PROVIDED TEXT:

* Begin *

The Fuerte de la Concepción y del Triunfo (Fort of the Conception and the Triumph), also known as Fuerte de Nuestra Señora de la Concepción del Triunfo (Fort of Our Lady of the Conception of Triumph), Fort of Misamis, and Triunfo Fort, is a citadel first built by Spanish Jesuit priest and commander José Ducos as a Spanish fortress in the old town of Misamis (now known as the modern city of Ozamiz) in the island of Mindanao. 

The fort is an important historical landmark of the area as it symbolizes the city's cultural heritage. Outside of the fort's south wall is the Archdiocesan Marian Shrine of the Birhen sa Cotta, which is dedicated to the city's patron, Nuestra Señora de la Inmaculada Concepción y del Triunfo de la Cruz de Migpangi. The shrine is a well known pilgrimage site in city.

Background
The fort is square in shape, with one of its side is facing the bay while the opposite side is facing the city. The fort has 4 bastions (baluarte), namely San Fernando, San Jose, Santiago and San Ignacio. The fort's material is mostly blocks made from a mixture of coral and sandstone joined together by lime. The stones were a common material used in buildings and these were mostly abundant in the nearby Panguil Bay and islands.

 
At the fort's entrance is a large gate that was added during the fort's renovation. The gate features a bas relief of Saint James (Santiago in Spanish), adorned on its façade.

History

Construction

1754 was known back then as a time of great suffering for the people living in coastal towns and villages in southern Luzon, Visayas and Mindanao. Marauding pirates would appear, with no warning, and would burn the houses, crops, and carry away as many of the people as they could catch in order to be sold as slaves in Maguindanao, Sulu, Borneo or Indonesia. This problem led to the creation of a flotilla by the Spanish government, and a Spanish Jesuit missionary, Father José Ducos, was appointed as its commander in order to counter this scourge. After several victorious battles and when some peace was restored, it was decided to construct a stone fort at the mouth of Panguil Bay as a form of protection against future attacks.

Construction of the fortress soon began in 1756. However, due to limited money for the payment of workers and transport of materials, the fort took a long time to finish. The fort also served as shelter for the ships of the Spanish fleet during that time.

Because of the fort's benefit to the town, Misamis became the most important town in Northern Mindanao in the 18th and early 19th centuries. Misamis was then made the capital of the District of Misamis when Mindanao was originally divided into five districts, until during the 1870s when the seat of government was transferred to Cagayan de Oro.

* End *

[Collection entries]

* Begin *

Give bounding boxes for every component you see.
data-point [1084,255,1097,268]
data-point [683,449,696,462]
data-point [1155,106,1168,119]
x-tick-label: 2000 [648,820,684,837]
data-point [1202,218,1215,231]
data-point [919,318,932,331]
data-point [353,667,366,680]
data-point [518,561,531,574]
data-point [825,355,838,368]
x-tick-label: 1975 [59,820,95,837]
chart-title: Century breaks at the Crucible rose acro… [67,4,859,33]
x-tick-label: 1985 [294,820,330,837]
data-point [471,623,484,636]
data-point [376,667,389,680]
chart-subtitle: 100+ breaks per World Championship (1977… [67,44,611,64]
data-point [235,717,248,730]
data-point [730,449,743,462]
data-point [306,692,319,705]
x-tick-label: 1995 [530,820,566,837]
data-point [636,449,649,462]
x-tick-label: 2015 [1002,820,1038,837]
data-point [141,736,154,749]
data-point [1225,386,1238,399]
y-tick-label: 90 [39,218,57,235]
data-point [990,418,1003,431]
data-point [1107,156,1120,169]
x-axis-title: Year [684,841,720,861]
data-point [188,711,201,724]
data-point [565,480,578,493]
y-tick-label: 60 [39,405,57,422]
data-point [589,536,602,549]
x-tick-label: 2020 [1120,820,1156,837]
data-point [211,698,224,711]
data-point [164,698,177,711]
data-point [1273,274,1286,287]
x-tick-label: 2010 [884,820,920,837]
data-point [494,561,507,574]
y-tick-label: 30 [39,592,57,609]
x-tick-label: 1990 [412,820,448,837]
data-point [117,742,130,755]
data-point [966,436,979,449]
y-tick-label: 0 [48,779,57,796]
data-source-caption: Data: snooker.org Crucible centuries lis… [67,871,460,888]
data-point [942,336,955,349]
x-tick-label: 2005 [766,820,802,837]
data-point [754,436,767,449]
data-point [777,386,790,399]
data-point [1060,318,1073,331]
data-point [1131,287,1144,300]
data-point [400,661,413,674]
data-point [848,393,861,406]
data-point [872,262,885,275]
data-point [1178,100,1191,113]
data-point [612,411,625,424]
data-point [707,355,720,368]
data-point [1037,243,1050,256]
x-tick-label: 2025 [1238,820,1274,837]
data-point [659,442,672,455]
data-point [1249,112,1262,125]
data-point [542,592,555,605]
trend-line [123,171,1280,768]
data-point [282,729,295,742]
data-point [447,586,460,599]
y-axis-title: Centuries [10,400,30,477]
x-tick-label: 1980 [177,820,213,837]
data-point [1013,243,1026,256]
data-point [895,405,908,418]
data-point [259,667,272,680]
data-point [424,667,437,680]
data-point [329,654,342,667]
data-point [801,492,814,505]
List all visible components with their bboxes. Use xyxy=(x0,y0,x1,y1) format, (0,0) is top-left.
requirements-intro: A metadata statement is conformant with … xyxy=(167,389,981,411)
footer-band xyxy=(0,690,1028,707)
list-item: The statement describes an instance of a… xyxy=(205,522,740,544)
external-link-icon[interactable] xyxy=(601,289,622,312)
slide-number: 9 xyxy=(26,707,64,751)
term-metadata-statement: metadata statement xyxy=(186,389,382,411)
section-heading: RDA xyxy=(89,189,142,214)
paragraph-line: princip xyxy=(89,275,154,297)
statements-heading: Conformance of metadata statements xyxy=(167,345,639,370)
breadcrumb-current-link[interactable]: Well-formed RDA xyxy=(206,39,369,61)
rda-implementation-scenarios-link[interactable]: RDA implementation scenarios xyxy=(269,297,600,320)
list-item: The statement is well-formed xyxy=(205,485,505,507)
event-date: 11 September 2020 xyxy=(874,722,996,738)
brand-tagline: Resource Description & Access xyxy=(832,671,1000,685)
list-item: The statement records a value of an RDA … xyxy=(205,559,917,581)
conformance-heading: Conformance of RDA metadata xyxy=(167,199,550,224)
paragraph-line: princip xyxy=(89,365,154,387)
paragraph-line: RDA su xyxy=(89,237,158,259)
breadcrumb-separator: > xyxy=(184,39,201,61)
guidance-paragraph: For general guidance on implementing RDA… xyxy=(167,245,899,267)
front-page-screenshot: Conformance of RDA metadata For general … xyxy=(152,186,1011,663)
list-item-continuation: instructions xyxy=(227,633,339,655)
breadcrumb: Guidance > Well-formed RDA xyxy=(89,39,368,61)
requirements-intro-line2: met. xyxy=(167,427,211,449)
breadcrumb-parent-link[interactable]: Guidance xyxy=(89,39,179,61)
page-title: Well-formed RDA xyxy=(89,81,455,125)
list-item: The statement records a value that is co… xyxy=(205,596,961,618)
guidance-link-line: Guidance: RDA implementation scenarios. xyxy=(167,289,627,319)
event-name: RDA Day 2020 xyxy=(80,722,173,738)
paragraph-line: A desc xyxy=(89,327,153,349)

* End *

DIRECTIVE: List the names of the bastions that the description of the Fuerte de la Concepción y del Triunfo attributes to the fort.

EXERCISE ANSWER: San Fernando, San Jose, Santiago, San Ignacio